Wherever the word "color" turns up in a line of the entries, copy that line.

▽

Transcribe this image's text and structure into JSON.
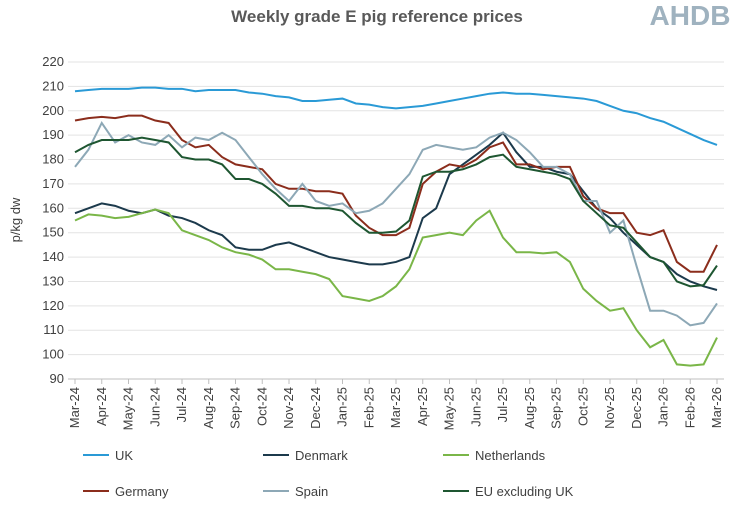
{
  "chart_data": {
    "type": "line",
    "title": "Weekly grade E pig reference prices",
    "logo": "AHDB",
    "y_label": "p/kg dw",
    "categories": [
      "Mar-24",
      null,
      "Apr-24",
      null,
      "May-24",
      null,
      "Jun-24",
      null,
      "Jul-24",
      null,
      "Aug-24",
      null,
      "Sep-24",
      null,
      "Oct-24",
      null,
      "Nov-24",
      null,
      "Dec-24",
      null,
      "Jan-25",
      null,
      "Feb-25",
      null,
      "Mar-25",
      null,
      "Apr-25",
      null,
      "May-25",
      null,
      "Jun-25",
      null,
      "Jul-25",
      null,
      "Aug-25",
      null,
      "Sep-25",
      null,
      "Oct-25",
      null,
      "Nov-25",
      null,
      "Dec-25",
      null,
      "Jan-26",
      null,
      "Feb-26",
      null,
      "Mar-26"
    ],
    "ylim": [
      90,
      220
    ],
    "yticks": [
      90,
      100,
      110,
      120,
      130,
      140,
      150,
      160,
      170,
      180,
      190,
      200,
      210,
      220
    ],
    "grid": true,
    "series": [
      {
        "name": "UK",
        "color": "#2a9ad6",
        "values": [
          208,
          208.5,
          209,
          209,
          209,
          209.5,
          209.5,
          209,
          209,
          208,
          208.5,
          208.5,
          208.5,
          207.5,
          207,
          206,
          205.5,
          204,
          204,
          204.5,
          205,
          203,
          202.5,
          201.5,
          201,
          201.5,
          202,
          203,
          204,
          205,
          206,
          207,
          207.5,
          207,
          207,
          206.5,
          206,
          205.5,
          205,
          204,
          202,
          200,
          199,
          197,
          195.5,
          193,
          190.5,
          188,
          186
        ]
      },
      {
        "name": "Denmark",
        "color": "#1c3a4c",
        "values": [
          158,
          160,
          162,
          161,
          159,
          158,
          159.5,
          157,
          156,
          154,
          151,
          149,
          144,
          143,
          143,
          145,
          146,
          144,
          142,
          140,
          139,
          138,
          137,
          137,
          138,
          140,
          156,
          160,
          174,
          178,
          182,
          186,
          191,
          183,
          177,
          177,
          175,
          174,
          167,
          160,
          156,
          150,
          145,
          140,
          138,
          133,
          130,
          128,
          126.5
        ]
      },
      {
        "name": "Netherlands",
        "color": "#7ab648",
        "values": [
          155,
          157.5,
          157,
          156,
          156.5,
          158,
          159.5,
          158,
          151,
          149,
          147,
          144,
          142,
          141,
          139,
          135,
          135,
          134,
          133,
          131,
          124,
          123,
          122,
          124,
          128,
          135,
          148,
          149,
          150,
          149,
          155,
          159,
          148,
          142,
          142,
          141.5,
          142,
          138,
          127,
          122,
          118,
          119,
          110,
          103,
          106,
          96,
          95.5,
          96,
          107
        ]
      },
      {
        "name": "Germany",
        "color": "#8b2d1c",
        "values": [
          196,
          197,
          197.5,
          197,
          198,
          198,
          196,
          195,
          188,
          185,
          186,
          181,
          178,
          177,
          176,
          170,
          168,
          168,
          167,
          167,
          166,
          157,
          152,
          149,
          149,
          152,
          170,
          175,
          178,
          177,
          180,
          185,
          187,
          178,
          178,
          176,
          177,
          177,
          165,
          160,
          158,
          158,
          150,
          149,
          151,
          138,
          134,
          134,
          145
        ]
      },
      {
        "name": "Spain",
        "color": "#8da8b6",
        "values": [
          177,
          184,
          195,
          187,
          190,
          187,
          186,
          190,
          185,
          189,
          188,
          191,
          188,
          181,
          174,
          168,
          163,
          170,
          163,
          161,
          162,
          158,
          159,
          162,
          168,
          174,
          184,
          186,
          185,
          184,
          185,
          189,
          191,
          188,
          183,
          177,
          177,
          174,
          163,
          163,
          150,
          155,
          136,
          118,
          118,
          116,
          112,
          113,
          121
        ]
      },
      {
        "name": "EU excluding UK",
        "color": "#1e5631",
        "values": [
          183,
          186,
          188,
          188,
          188,
          189,
          188,
          187,
          181,
          180,
          180,
          178,
          172,
          172,
          170,
          166,
          161,
          161,
          160,
          160,
          159,
          154,
          150,
          150,
          150.5,
          155,
          173,
          175,
          175,
          176,
          178,
          181,
          182,
          177,
          176,
          175,
          174,
          172,
          163,
          158,
          153,
          152,
          146,
          140,
          138,
          130,
          128,
          128.5,
          136.5
        ]
      }
    ]
  }
}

△

Exercise result:
        "color": "#2a9ad6",
        "color": "#1c3a4c",
        "color": "#7ab648",
        "color": "#8b2d1c",
        "color": "#8da8b6",
        "color": "#1e5631",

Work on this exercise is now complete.